Exercise
Can you reproduce all of the material below word for word, line by line?

## Begin Extracted records

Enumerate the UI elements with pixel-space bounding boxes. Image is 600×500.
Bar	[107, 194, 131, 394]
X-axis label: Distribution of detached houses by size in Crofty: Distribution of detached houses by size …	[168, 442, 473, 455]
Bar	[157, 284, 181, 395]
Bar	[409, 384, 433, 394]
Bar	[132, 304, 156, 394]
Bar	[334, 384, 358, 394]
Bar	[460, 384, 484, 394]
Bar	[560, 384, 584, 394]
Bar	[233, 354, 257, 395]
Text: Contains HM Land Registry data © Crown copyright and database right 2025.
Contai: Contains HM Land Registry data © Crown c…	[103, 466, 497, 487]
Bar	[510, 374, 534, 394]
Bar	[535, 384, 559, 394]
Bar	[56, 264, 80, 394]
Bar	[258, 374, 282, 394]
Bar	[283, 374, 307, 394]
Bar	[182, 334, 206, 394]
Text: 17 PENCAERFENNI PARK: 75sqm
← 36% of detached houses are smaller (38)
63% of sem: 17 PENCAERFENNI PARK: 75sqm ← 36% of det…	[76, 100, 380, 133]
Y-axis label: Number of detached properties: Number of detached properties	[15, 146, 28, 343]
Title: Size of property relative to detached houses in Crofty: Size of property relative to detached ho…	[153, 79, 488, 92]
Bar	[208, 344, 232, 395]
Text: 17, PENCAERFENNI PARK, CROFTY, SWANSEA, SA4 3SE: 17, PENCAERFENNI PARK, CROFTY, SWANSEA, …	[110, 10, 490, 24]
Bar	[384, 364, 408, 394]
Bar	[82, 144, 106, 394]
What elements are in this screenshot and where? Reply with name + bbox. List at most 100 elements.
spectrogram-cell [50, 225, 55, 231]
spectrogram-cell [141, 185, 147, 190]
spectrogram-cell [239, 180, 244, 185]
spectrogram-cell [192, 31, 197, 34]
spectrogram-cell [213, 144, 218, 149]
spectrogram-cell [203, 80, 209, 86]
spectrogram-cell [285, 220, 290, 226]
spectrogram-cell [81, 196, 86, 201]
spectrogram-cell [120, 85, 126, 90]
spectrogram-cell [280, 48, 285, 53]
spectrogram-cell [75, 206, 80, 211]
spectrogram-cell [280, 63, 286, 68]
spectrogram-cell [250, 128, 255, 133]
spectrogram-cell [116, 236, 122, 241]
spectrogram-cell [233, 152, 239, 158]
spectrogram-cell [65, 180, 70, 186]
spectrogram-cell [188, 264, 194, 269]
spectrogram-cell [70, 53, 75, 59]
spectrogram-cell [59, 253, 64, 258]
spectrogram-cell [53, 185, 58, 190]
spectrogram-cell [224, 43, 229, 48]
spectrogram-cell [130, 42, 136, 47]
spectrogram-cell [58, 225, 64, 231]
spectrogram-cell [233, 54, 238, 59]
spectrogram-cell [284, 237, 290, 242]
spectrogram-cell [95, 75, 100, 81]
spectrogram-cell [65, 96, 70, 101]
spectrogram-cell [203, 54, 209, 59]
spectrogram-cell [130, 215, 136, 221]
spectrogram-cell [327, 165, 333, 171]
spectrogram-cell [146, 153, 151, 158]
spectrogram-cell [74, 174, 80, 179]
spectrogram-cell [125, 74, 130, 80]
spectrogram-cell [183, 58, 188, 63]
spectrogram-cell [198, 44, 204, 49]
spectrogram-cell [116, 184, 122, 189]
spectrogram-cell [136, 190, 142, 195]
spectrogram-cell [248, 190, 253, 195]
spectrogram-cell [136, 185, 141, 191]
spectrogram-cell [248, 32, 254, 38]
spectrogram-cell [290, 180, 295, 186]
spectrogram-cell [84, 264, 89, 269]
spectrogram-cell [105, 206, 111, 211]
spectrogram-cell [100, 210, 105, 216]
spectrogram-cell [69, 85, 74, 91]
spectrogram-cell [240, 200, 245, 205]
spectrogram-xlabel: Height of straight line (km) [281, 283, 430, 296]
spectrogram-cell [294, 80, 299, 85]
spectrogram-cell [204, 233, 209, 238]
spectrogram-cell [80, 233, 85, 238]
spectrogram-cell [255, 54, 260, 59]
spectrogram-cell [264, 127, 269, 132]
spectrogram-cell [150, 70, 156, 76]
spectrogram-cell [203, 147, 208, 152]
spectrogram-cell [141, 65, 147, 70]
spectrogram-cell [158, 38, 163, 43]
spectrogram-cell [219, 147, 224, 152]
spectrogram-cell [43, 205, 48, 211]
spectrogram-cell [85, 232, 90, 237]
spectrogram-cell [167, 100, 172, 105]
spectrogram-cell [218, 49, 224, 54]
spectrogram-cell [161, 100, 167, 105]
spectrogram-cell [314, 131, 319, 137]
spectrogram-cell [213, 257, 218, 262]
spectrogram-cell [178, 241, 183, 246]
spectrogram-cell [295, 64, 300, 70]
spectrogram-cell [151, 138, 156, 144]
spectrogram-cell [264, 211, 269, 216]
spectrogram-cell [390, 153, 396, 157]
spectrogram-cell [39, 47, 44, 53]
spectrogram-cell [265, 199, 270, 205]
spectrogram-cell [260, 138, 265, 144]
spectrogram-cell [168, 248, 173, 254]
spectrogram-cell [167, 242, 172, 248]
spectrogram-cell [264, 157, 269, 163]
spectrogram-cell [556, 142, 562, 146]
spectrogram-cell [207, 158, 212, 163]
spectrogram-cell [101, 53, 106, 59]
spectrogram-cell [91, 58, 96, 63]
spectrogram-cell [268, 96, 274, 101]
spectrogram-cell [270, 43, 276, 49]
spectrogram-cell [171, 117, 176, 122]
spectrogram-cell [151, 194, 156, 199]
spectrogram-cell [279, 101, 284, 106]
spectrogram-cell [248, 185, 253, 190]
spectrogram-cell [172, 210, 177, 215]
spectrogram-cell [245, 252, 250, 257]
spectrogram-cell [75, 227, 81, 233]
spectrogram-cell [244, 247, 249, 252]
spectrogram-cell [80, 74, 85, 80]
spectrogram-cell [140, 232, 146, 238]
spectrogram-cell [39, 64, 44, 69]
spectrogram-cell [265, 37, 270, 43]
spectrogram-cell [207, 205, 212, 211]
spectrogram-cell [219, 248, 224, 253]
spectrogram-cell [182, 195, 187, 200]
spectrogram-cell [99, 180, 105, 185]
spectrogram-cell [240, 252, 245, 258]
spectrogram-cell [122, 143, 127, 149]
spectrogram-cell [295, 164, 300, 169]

## End Extracted records

Response to this exercise
Enumerate the UI elements with pixel-space bounding boxes. Image is 600×500.
Bar	[107, 194, 131, 394]
X-axis label: Distribution of detached houses by size in Crofty: Distribution of detached houses by size …	[168, 442, 473, 455]
Bar	[157, 284, 181, 395]
Bar	[409, 384, 433, 394]
Bar	[132, 304, 156, 394]
Bar	[334, 384, 358, 394]
Bar	[460, 384, 484, 394]
Bar	[560, 384, 584, 394]
Bar	[233, 354, 257, 395]
Text: Contains HM Land Registry data © Crown copyright and database right 2025.
Contai: Contains HM Land Registry data © Crown c…	[103, 466, 497, 487]
Bar	[510, 374, 534, 394]
Bar	[535, 384, 559, 394]
Bar	[56, 264, 80, 394]
Bar	[258, 374, 282, 394]
Bar	[283, 374, 307, 394]
Bar	[182, 334, 206, 394]
Text: 17 PENCAERFENNI PARK: 75sqm
← 36% of detached houses are smaller (38)
63% of sem: 17 PENCAERFENNI PARK: 75sqm ← 36% of det…	[76, 100, 380, 133]
Y-axis label: Number of detached properties: Number of detached properties	[15, 146, 28, 343]
Title: Size of property relative to detached houses in Crofty: Size of property relative to detached ho…	[153, 79, 488, 92]
Bar	[208, 344, 232, 395]
Text: 17, PENCAERFENNI PARK, CROFTY, SWANSEA, SA4 3SE: 17, PENCAERFENNI PARK, CROFTY, SWANSEA, …	[110, 10, 490, 24]
Bar	[384, 364, 408, 394]
Bar	[82, 144, 106, 394]
What elements are in this screenshot and where? Reply with name + bbox. List at most 100 elements.
spectrogram-cell [50, 225, 55, 231]
spectrogram-cell [141, 185, 147, 190]
spectrogram-cell [239, 180, 244, 185]
spectrogram-cell [192, 31, 197, 34]
spectrogram-cell [213, 144, 218, 149]
spectrogram-cell [203, 80, 209, 86]
spectrogram-cell [285, 220, 290, 226]
spectrogram-cell [81, 196, 86, 201]
spectrogram-cell [120, 85, 126, 90]
spectrogram-cell [280, 48, 285, 53]
spectrogram-cell [75, 206, 80, 211]
spectrogram-cell [280, 63, 286, 68]
spectrogram-cell [250, 128, 255, 133]
spectrogram-cell [116, 236, 122, 241]
spectrogram-cell [233, 152, 239, 158]
spectrogram-cell [65, 180, 70, 186]
spectrogram-cell [188, 264, 194, 269]
spectrogram-cell [70, 53, 75, 59]
spectrogram-cell [59, 253, 64, 258]
spectrogram-cell [53, 185, 58, 190]
spectrogram-cell [224, 43, 229, 48]
spectrogram-cell [130, 42, 136, 47]
spectrogram-cell [58, 225, 64, 231]
spectrogram-cell [233, 54, 238, 59]
spectrogram-cell [284, 237, 290, 242]
spectrogram-cell [95, 75, 100, 81]
spectrogram-cell [65, 96, 70, 101]
spectrogram-cell [203, 54, 209, 59]
spectrogram-cell [130, 215, 136, 221]
spectrogram-cell [327, 165, 333, 171]
spectrogram-cell [146, 153, 151, 158]
spectrogram-cell [74, 174, 80, 179]
spectrogram-cell [125, 74, 130, 80]
spectrogram-cell [183, 58, 188, 63]
spectrogram-cell [198, 44, 204, 49]
spectrogram-cell [116, 184, 122, 189]
spectrogram-cell [136, 190, 142, 195]
spectrogram-cell [248, 190, 253, 195]
spectrogram-cell [136, 185, 141, 191]
spectrogram-cell [248, 32, 254, 38]
spectrogram-cell [290, 180, 295, 186]
spectrogram-cell [84, 264, 89, 269]
spectrogram-cell [105, 206, 111, 211]
spectrogram-cell [100, 210, 105, 216]
spectrogram-cell [69, 85, 74, 91]
spectrogram-cell [240, 200, 245, 205]
spectrogram-xlabel: Height of straight line (km) [281, 283, 430, 296]
spectrogram-cell [294, 80, 299, 85]
spectrogram-cell [204, 233, 209, 238]
spectrogram-cell [80, 233, 85, 238]
spectrogram-cell [255, 54, 260, 59]
spectrogram-cell [264, 127, 269, 132]
spectrogram-cell [150, 70, 156, 76]
spectrogram-cell [203, 147, 208, 152]
spectrogram-cell [141, 65, 147, 70]
spectrogram-cell [158, 38, 163, 43]
spectrogram-cell [219, 147, 224, 152]
spectrogram-cell [43, 205, 48, 211]
spectrogram-cell [85, 232, 90, 237]
spectrogram-cell [167, 100, 172, 105]
spectrogram-cell [218, 49, 224, 54]
spectrogram-cell [161, 100, 167, 105]
spectrogram-cell [314, 131, 319, 137]
spectrogram-cell [213, 257, 218, 262]
spectrogram-cell [178, 241, 183, 246]
spectrogram-cell [295, 64, 300, 70]
spectrogram-cell [151, 138, 156, 144]
spectrogram-cell [264, 211, 269, 216]
spectrogram-cell [390, 153, 396, 157]
spectrogram-cell [39, 47, 44, 53]
spectrogram-cell [265, 199, 270, 205]
spectrogram-cell [260, 138, 265, 144]
spectrogram-cell [168, 248, 173, 254]
spectrogram-cell [167, 242, 172, 248]
spectrogram-cell [264, 157, 269, 163]
spectrogram-cell [556, 142, 562, 146]
spectrogram-cell [207, 158, 212, 163]
spectrogram-cell [101, 53, 106, 59]
spectrogram-cell [91, 58, 96, 63]
spectrogram-cell [268, 96, 274, 101]
spectrogram-cell [270, 43, 276, 49]
spectrogram-cell [171, 117, 176, 122]
spectrogram-cell [151, 194, 156, 199]
spectrogram-cell [279, 101, 284, 106]
spectrogram-cell [248, 185, 253, 190]
spectrogram-cell [172, 210, 177, 215]
spectrogram-cell [245, 252, 250, 257]
spectrogram-cell [75, 227, 81, 233]
spectrogram-cell [244, 247, 249, 252]
spectrogram-cell [80, 74, 85, 80]
spectrogram-cell [140, 232, 146, 238]
spectrogram-cell [39, 64, 44, 69]
spectrogram-cell [265, 37, 270, 43]
spectrogram-cell [207, 205, 212, 211]
spectrogram-cell [219, 248, 224, 253]
spectrogram-cell [182, 195, 187, 200]
spectrogram-cell [99, 180, 105, 185]
spectrogram-cell [240, 252, 245, 258]
spectrogram-cell [122, 143, 127, 149]
spectrogram-cell [295, 164, 300, 169]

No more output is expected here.